─── PROVIDED MATERIAL ───

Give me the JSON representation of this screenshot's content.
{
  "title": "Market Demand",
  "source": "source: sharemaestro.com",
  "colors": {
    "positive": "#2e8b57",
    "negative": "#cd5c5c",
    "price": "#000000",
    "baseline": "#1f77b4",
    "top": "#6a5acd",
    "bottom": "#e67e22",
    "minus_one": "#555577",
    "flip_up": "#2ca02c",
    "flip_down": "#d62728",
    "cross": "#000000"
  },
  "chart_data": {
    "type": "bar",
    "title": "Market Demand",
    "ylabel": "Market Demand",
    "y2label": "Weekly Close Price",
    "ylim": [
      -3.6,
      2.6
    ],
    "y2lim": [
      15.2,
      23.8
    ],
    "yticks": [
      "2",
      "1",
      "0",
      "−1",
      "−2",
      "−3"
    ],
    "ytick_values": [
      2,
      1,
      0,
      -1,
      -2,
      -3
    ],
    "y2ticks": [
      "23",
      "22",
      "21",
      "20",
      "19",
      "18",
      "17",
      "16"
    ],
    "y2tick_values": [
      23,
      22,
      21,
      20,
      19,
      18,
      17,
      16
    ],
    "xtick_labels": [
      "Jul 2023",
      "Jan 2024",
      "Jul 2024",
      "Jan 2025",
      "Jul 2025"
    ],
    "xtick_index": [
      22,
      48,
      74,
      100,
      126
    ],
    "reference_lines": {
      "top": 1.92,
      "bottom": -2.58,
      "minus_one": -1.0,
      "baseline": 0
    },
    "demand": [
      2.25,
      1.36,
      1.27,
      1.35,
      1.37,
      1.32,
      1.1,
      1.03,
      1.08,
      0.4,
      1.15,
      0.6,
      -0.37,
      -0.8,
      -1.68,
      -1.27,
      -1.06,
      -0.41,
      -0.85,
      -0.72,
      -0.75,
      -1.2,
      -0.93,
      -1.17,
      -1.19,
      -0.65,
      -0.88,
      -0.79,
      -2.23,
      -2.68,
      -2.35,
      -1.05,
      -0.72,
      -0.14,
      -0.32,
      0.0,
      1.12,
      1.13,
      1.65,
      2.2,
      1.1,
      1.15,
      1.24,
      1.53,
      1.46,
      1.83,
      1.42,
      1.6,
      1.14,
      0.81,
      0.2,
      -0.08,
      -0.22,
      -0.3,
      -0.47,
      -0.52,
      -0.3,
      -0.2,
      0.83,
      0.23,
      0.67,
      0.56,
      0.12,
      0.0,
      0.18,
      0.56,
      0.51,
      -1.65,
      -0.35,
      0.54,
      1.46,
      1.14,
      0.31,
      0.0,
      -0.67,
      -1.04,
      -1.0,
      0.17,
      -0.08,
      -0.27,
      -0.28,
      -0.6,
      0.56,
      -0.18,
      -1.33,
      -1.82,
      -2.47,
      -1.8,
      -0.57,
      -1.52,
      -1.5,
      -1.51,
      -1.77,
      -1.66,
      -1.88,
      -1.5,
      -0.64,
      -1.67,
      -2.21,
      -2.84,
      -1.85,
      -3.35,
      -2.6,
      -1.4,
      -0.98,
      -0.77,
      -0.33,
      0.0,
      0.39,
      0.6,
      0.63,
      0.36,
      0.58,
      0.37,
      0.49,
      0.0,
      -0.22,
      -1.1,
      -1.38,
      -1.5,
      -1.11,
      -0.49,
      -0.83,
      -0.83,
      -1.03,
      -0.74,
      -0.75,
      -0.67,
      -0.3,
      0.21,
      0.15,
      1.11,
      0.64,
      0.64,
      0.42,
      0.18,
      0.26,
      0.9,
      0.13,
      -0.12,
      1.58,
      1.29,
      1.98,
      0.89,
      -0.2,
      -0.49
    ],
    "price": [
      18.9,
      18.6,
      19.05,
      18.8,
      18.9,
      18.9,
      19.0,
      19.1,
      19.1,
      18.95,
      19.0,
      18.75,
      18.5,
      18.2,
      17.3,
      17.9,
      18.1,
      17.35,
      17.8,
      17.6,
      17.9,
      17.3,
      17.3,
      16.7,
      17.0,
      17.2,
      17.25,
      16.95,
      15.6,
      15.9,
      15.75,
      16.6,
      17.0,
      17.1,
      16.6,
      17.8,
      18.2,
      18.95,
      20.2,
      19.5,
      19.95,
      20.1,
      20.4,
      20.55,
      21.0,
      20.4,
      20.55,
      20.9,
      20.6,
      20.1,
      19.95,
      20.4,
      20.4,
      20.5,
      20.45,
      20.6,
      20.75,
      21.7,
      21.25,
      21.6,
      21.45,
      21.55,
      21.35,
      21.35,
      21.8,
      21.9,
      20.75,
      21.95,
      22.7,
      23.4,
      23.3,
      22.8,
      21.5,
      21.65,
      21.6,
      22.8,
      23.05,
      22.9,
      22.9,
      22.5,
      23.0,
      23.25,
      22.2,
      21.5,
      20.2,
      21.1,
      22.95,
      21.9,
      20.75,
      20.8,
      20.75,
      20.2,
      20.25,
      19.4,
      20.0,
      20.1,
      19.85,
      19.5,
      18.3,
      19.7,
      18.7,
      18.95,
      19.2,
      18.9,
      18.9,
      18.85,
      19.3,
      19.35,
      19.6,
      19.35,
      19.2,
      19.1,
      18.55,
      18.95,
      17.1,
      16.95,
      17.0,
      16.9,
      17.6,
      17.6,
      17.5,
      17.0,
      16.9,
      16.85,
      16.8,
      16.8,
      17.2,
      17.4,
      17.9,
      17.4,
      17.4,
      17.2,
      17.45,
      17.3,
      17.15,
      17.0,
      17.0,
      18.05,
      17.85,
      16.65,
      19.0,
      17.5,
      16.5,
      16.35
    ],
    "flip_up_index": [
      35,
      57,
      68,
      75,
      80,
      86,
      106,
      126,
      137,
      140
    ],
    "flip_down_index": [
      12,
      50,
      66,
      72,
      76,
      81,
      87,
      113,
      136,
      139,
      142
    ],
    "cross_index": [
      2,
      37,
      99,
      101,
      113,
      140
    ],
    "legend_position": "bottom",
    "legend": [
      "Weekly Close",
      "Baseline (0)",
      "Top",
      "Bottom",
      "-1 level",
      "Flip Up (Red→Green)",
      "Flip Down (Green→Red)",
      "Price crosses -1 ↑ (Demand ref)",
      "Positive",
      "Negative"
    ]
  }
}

───
─── PROVIDED MATERIAL ───

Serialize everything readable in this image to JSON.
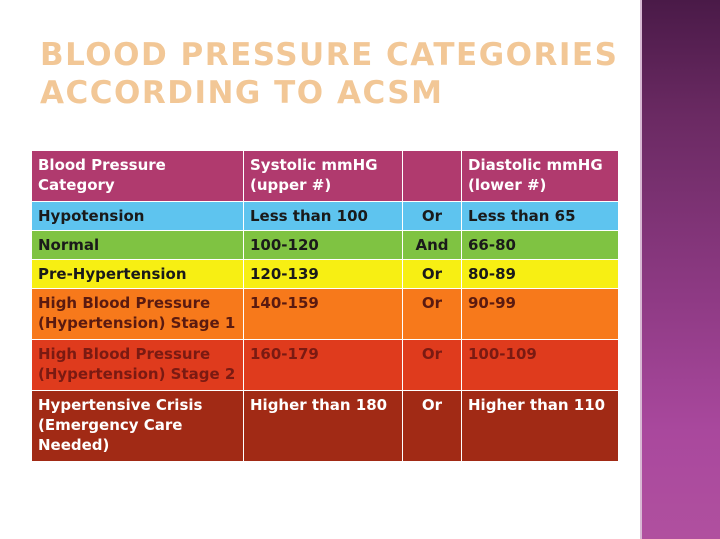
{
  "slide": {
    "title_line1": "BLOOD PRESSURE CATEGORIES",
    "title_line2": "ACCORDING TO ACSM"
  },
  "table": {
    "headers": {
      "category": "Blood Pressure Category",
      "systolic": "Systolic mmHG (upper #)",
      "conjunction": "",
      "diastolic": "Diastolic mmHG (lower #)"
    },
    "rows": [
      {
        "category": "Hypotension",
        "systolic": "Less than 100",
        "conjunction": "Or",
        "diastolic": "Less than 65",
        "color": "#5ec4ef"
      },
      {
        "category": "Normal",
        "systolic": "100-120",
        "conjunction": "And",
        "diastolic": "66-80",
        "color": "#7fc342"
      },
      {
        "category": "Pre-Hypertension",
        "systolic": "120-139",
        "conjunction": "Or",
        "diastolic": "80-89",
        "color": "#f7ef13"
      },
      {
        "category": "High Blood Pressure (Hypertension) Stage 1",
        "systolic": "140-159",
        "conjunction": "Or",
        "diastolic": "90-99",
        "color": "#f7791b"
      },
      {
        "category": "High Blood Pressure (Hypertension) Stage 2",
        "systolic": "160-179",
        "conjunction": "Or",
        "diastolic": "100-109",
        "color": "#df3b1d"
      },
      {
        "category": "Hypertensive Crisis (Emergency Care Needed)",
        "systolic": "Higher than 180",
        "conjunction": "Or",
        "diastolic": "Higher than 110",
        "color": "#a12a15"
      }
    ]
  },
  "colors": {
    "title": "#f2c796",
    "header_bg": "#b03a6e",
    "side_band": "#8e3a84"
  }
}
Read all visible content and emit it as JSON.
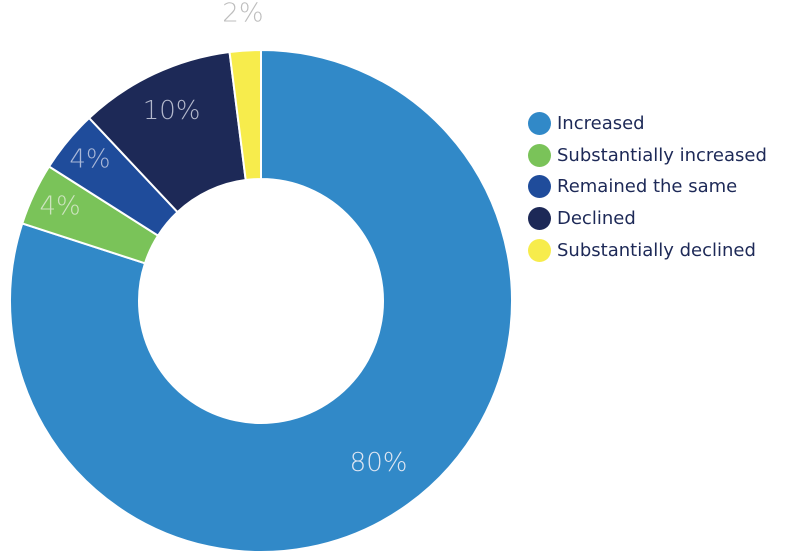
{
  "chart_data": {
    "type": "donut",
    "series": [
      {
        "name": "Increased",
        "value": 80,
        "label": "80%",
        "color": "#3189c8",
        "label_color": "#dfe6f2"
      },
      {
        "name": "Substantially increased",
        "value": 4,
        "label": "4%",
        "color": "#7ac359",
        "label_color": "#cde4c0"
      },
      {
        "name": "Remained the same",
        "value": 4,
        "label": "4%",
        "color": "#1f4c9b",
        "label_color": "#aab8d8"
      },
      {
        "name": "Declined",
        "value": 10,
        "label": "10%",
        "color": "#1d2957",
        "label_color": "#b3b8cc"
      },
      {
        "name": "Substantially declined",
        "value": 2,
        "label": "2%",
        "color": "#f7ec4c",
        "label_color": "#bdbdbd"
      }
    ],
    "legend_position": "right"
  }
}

───
─── PROVIDED MATERIAL ───

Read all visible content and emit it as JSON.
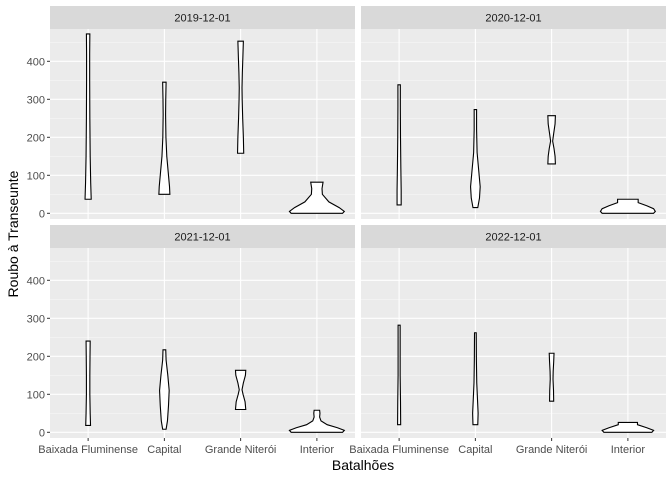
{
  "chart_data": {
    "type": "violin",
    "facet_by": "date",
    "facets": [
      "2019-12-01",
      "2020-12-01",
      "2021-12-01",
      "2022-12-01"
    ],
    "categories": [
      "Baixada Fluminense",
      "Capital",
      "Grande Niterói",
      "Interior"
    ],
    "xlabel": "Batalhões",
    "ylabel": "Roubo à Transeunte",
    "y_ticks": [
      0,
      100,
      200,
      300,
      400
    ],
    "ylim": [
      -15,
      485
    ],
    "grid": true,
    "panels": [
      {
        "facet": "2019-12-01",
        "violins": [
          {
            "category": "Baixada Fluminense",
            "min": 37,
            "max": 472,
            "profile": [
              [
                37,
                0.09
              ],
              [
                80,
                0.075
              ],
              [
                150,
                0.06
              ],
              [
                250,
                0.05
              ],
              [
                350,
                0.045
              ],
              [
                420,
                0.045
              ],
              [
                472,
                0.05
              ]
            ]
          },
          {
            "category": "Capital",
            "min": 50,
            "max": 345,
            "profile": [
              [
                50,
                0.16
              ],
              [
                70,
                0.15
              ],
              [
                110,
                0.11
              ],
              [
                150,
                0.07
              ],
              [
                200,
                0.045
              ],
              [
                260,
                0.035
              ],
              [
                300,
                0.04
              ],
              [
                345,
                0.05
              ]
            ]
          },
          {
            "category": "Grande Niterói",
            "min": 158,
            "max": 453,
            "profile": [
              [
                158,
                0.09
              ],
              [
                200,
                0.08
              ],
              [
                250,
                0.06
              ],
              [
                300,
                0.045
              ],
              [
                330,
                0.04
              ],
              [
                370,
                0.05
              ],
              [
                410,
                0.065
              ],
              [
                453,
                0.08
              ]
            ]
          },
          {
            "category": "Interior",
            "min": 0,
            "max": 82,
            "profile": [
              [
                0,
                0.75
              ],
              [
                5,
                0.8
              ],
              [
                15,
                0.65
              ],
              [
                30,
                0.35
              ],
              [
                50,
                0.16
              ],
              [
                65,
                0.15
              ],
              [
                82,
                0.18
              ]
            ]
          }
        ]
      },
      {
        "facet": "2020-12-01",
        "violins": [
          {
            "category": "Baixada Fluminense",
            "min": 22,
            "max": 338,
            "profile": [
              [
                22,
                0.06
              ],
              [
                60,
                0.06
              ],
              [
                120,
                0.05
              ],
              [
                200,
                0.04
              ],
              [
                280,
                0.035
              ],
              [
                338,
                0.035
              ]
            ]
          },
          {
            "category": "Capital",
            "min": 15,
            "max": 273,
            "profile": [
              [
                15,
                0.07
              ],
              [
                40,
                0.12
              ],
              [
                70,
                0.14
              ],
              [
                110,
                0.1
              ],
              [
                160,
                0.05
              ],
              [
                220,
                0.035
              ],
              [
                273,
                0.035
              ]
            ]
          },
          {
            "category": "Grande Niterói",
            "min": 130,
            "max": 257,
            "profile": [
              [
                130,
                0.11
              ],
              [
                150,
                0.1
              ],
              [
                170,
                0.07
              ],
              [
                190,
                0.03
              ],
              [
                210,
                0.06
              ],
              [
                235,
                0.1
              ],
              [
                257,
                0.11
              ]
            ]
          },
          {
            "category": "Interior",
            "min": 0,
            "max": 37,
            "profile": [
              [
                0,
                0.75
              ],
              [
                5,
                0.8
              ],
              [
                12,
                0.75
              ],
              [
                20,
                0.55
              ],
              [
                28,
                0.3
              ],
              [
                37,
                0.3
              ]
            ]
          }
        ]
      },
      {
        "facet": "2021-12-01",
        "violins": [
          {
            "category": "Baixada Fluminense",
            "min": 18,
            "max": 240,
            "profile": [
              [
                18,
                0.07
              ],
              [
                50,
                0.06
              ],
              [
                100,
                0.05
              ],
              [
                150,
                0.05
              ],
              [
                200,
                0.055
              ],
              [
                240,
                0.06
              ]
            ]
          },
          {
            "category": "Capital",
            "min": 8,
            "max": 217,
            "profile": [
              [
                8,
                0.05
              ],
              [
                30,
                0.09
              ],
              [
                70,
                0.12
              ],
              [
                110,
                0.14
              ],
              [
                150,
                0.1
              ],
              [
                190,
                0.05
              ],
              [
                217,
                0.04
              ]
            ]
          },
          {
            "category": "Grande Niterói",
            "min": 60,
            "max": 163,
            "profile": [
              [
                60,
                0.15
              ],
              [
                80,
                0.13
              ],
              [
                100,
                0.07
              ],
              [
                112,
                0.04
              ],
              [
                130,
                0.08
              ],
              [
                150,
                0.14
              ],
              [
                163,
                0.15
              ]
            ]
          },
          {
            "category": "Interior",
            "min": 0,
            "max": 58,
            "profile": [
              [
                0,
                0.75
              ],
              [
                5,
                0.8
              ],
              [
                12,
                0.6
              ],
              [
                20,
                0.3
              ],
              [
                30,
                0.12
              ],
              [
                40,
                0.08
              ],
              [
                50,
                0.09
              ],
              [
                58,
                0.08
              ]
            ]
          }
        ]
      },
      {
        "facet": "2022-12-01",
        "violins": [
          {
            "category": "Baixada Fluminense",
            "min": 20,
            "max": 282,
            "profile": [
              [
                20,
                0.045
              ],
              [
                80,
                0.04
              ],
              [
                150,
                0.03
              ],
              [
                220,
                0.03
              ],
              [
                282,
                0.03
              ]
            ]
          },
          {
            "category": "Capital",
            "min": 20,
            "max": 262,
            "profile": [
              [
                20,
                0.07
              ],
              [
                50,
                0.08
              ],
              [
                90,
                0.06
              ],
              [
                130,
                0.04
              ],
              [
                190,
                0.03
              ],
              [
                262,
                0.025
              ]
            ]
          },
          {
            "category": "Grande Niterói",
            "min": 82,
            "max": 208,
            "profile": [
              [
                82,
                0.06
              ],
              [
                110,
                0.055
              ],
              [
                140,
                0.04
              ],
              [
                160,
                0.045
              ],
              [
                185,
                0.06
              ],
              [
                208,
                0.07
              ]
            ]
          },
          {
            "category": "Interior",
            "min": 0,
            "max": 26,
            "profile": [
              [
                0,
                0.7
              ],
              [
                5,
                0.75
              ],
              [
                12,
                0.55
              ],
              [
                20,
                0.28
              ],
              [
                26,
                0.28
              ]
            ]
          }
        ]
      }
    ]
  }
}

───

Answer with one number only: how many lines above contain the word "Hypertension".

3